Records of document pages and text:
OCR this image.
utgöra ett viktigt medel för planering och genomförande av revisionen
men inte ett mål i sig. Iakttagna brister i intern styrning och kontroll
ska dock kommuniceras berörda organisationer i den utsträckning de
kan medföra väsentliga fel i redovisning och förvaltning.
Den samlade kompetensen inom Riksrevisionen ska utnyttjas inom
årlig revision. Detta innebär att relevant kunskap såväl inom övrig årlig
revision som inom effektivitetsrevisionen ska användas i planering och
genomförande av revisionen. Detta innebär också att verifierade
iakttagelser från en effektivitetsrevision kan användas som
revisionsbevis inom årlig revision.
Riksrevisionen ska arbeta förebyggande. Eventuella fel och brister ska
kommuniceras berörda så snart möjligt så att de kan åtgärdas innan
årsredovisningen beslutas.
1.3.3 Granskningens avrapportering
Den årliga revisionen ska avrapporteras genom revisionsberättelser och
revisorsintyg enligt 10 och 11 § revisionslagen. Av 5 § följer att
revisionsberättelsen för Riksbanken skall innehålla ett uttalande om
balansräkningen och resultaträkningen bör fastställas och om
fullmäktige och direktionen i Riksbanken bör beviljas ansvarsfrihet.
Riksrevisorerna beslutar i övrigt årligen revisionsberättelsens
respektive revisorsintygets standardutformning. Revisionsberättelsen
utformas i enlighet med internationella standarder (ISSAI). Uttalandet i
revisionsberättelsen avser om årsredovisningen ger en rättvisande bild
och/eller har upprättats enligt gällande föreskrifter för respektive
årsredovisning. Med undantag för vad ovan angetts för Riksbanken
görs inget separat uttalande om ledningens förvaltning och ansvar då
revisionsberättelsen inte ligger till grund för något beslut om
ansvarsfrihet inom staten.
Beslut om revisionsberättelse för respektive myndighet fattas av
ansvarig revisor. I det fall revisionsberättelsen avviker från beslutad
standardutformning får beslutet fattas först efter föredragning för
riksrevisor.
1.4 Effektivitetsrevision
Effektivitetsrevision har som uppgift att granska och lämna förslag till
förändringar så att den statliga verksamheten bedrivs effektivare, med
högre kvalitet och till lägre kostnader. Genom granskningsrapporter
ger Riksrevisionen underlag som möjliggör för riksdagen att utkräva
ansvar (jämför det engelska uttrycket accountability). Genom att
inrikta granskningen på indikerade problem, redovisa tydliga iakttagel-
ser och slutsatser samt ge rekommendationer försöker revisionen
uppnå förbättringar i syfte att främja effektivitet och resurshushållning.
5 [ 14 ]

Brief:
Where does the string "Riksbanken" occur in the data above? Copy every line that holds it.

Response area:
revisionsberättelsen för Riksbanken skall innehålla ett uttalande om
fullmäktige och direktionen i Riksbanken bör beviljas ansvarsfrihet.
årsredovisning. Med undantag för vad ovan angetts för Riksbanken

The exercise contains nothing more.